PROBLEM: Reproduce the data below in full. Nothing should differ from the original.

- - -

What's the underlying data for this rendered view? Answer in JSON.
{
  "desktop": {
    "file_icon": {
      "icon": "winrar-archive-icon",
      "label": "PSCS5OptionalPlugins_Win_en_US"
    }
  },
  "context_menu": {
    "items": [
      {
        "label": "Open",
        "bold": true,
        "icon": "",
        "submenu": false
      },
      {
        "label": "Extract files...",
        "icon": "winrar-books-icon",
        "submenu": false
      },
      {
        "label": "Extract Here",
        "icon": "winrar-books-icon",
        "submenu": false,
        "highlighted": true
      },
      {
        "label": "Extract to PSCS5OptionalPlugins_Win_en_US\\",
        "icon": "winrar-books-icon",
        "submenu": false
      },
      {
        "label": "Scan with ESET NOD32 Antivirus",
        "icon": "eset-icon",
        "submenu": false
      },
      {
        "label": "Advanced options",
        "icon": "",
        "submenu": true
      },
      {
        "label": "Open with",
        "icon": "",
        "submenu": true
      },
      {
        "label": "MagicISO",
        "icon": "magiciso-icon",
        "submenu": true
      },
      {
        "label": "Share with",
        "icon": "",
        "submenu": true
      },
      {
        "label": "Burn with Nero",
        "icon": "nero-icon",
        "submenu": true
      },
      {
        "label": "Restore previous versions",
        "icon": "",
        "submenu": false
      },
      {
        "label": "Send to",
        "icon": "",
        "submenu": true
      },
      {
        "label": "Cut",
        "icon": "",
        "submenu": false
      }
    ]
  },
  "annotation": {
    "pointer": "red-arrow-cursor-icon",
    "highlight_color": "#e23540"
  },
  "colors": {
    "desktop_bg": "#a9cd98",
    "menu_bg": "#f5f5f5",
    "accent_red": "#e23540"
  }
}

- - -

RESULT:
What's the underlying data for this rendered view? Answer in JSON.
{
  "desktop": {
    "file_icon": {
      "icon": "winrar-archive-icon",
      "label": "PSCS5OptionalPlugins_Win_en_US"
    }
  },
  "context_menu": {
    "items": [
      {
        "label": "Open",
        "bold": true,
        "icon": "",
        "submenu": false
      },
      {
        "label": "Extract files...",
        "icon": "winrar-books-icon",
        "submenu": false
      },
      {
        "label": "Extract Here",
        "icon": "winrar-books-icon",
        "submenu": false,
        "highlighted": true
      },
      {
        "label": "Extract to PSCS5OptionalPlugins_Win_en_US\\",
        "icon": "winrar-books-icon",
        "submenu": false
      },
      {
        "label": "Scan with ESET NOD32 Antivirus",
        "icon": "eset-icon",
        "submenu": false
      },
      {
        "label": "Advanced options",
        "icon": "",
        "submenu": true
      },
      {
        "label": "Open with",
        "icon": "",
        "submenu": true
      },
      {
        "label": "MagicISO",
        "icon": "magiciso-icon",
        "submenu": true
      },
      {
        "label": "Share with",
        "icon": "",
        "submenu": true
      },
      {
        "label": "Burn with Nero",
        "icon": "nero-icon",
        "submenu": true
      },
      {
        "label": "Restore previous versions",
        "icon": "",
        "submenu": false
      },
      {
        "label": "Send to",
        "icon": "",
        "submenu": true
      },
      {
        "label": "Cut",
        "icon": "",
        "submenu": false
      }
    ]
  },
  "annotation": {
    "pointer": "red-arrow-cursor-icon",
    "highlight_color": "#e23540"
  },
  "colors": {
    "desktop_bg": "#a9cd98",
    "menu_bg": "#f5f5f5",
    "accent_red": "#e23540"
  }
}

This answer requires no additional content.